WHAT THE EXERCISE ASKS: Look through the data below. Collect every line where the word "рублей" occurs.

:::::

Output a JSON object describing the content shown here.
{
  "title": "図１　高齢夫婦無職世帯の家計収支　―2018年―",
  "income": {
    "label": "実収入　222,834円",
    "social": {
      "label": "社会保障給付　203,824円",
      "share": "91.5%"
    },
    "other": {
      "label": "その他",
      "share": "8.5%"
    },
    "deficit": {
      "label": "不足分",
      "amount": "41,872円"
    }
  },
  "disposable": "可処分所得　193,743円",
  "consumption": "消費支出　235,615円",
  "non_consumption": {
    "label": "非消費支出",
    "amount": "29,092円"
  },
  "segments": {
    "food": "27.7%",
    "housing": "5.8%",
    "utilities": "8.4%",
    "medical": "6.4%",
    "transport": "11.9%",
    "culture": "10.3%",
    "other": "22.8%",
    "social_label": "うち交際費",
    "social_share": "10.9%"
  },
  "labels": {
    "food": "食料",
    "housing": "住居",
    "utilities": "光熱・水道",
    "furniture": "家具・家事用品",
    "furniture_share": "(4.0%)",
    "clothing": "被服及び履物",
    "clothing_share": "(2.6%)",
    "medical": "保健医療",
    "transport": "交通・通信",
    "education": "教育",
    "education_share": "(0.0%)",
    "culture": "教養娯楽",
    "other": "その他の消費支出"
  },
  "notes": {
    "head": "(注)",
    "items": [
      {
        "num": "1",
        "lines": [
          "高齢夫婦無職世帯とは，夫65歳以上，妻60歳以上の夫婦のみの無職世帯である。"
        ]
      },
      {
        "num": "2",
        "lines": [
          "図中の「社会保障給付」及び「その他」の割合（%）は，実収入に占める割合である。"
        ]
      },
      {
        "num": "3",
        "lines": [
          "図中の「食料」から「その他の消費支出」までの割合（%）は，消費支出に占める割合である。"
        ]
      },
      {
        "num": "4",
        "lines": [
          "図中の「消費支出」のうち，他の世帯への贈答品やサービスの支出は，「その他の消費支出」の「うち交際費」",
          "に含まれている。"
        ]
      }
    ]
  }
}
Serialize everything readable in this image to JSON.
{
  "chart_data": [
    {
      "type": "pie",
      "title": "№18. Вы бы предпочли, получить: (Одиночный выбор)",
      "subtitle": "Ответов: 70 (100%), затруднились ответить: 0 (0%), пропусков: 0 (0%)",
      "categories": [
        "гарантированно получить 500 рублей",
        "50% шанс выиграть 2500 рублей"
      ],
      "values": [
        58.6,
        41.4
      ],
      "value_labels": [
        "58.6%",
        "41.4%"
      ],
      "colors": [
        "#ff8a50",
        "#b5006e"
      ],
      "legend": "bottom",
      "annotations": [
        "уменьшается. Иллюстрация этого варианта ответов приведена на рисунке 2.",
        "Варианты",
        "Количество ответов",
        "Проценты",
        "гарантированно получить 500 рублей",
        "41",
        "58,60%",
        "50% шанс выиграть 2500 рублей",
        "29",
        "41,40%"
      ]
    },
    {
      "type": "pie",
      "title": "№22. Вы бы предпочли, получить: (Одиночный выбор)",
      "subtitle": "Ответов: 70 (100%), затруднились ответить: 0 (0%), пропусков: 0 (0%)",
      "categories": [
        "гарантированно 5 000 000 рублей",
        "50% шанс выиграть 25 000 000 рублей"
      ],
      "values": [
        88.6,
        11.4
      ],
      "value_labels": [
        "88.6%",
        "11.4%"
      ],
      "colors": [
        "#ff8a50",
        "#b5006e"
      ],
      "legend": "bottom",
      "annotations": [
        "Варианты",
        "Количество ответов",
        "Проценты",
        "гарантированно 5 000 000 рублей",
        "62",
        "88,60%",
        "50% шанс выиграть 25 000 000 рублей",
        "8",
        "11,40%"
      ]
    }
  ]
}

:::::

EXERCISE RESPONSE:
        "гарантированно получить 500 рублей",
        "50% шанс выиграть 2500 рублей"
        "гарантированно получить 500 рублей",
        "50% шанс выиграть 2500 рублей",
        "гарантированно 5 000 000 рублей",
        "50% шанс выиграть 25 000 000 рублей"
        "гарантированно 5 000 000 рублей",
        "50% шанс выиграть 25 000 000 рублей",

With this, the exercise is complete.